Directions: Locate and copy each line in the data that contains the word "ffffff".
·····
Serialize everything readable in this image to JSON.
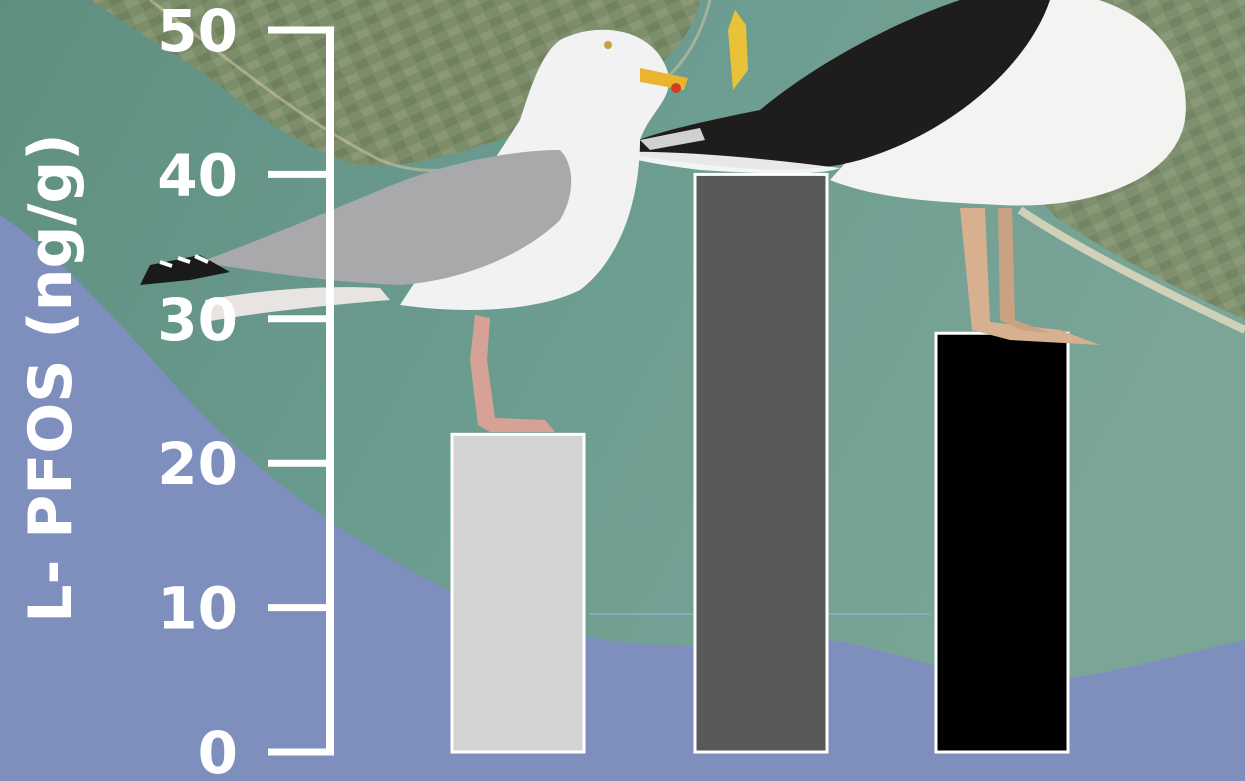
{
  "chart_data": {
    "type": "bar",
    "title": "",
    "xlabel": "",
    "ylabel": "L- PFOS (ng/g)",
    "ylim": [
      0,
      50
    ],
    "yticks": [
      0,
      10,
      20,
      30,
      40,
      50
    ],
    "categories": [
      "",
      "",
      ""
    ],
    "values": [
      22,
      40,
      29
    ],
    "bar_colors": [
      "#d3d3d3",
      "#595959",
      "#000000"
    ],
    "bar_edge_color": "#ffffff",
    "axis_color": "#ffffff",
    "grid": false,
    "legend": "none",
    "background_photo": "aerial coastline with herring gull and great black-backed gull standing on bars"
  }
}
·····
Solution to the exercise:
    "bar_edge_color": "#ffffff",
    "axis_color": "#ffffff",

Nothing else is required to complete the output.